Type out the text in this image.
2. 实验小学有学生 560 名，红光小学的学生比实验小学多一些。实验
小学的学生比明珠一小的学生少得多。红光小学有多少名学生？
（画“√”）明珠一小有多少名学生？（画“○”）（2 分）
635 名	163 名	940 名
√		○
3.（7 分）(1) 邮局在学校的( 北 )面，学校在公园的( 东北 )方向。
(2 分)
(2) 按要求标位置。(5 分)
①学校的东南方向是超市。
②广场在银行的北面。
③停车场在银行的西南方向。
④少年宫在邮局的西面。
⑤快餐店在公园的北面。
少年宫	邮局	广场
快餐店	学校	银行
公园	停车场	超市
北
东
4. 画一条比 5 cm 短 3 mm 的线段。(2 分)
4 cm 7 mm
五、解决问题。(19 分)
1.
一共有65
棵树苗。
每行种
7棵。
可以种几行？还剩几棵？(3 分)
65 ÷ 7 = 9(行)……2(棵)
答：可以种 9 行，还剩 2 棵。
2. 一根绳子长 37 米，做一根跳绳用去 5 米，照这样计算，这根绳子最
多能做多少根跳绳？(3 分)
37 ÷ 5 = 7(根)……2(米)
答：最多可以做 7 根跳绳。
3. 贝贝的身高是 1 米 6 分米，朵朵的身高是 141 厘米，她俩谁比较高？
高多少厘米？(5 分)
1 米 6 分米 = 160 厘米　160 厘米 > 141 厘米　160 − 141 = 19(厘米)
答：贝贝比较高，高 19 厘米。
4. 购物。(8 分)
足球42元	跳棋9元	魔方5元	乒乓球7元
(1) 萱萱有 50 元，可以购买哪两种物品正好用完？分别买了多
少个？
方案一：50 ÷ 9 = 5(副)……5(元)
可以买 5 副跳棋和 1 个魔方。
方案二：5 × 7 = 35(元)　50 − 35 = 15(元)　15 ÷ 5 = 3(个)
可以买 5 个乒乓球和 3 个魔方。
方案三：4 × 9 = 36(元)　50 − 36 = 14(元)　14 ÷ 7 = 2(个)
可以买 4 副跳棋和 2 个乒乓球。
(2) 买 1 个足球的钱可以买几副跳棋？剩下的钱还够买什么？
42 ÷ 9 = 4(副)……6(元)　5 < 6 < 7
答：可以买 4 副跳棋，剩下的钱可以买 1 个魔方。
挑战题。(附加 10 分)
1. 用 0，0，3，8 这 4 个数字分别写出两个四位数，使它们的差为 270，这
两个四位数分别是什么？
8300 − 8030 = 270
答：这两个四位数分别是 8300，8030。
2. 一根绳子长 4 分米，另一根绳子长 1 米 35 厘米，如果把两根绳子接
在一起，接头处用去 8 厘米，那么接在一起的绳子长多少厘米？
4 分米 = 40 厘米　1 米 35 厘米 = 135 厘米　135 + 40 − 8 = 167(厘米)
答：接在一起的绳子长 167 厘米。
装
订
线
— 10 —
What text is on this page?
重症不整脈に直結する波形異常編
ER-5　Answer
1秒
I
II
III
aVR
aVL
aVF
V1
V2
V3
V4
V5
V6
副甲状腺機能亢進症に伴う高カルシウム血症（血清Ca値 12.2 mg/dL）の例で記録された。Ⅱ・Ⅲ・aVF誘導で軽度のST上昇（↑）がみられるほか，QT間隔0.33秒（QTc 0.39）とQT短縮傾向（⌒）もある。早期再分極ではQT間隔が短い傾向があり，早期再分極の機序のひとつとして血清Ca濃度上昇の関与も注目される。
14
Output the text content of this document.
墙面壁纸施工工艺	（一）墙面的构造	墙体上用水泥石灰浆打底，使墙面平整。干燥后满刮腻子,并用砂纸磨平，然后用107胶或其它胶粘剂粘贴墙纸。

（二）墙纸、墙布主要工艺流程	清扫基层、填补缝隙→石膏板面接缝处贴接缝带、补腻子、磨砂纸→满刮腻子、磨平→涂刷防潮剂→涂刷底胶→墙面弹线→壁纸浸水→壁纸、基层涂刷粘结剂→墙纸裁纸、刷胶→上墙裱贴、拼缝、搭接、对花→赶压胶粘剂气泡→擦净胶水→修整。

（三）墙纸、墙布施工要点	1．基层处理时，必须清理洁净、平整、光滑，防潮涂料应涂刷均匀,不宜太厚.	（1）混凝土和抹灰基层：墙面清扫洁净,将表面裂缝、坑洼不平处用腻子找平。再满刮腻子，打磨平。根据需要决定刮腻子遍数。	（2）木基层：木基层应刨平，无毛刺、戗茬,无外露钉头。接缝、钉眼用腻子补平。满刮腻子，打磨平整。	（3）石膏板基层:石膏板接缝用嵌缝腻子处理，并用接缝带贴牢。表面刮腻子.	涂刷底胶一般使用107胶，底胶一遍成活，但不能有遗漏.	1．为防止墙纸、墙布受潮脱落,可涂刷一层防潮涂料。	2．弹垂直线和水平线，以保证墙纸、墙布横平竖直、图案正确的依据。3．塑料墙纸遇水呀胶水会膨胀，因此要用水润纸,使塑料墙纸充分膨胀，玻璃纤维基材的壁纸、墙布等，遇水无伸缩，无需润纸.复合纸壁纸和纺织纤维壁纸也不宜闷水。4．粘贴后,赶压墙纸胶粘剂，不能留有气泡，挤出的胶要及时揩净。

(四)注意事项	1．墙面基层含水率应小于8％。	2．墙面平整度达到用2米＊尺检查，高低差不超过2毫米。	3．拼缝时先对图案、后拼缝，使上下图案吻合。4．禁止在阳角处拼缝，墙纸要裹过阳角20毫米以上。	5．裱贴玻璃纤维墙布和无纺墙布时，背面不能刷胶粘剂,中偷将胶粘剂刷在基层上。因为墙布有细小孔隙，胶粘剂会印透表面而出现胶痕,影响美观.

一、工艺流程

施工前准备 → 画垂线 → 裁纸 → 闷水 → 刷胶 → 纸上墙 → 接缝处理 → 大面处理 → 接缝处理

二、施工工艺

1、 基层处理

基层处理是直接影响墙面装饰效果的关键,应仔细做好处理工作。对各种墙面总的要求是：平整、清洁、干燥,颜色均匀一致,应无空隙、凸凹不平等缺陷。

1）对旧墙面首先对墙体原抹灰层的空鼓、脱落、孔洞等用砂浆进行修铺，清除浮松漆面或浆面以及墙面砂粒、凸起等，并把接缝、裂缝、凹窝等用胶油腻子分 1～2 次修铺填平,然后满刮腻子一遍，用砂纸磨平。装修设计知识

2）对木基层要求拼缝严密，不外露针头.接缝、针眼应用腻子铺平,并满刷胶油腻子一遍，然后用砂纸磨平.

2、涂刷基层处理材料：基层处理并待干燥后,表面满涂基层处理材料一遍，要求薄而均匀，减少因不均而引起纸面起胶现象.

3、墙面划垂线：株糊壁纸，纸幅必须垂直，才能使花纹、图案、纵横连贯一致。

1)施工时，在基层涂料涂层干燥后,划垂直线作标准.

→ **TASK STATEMENT**
Select and copy each line from the data that includes the word "text".

→ **COMPLETE ANSWER**
Type out the text in this image.
What text is on this page?
Output the text content of this document.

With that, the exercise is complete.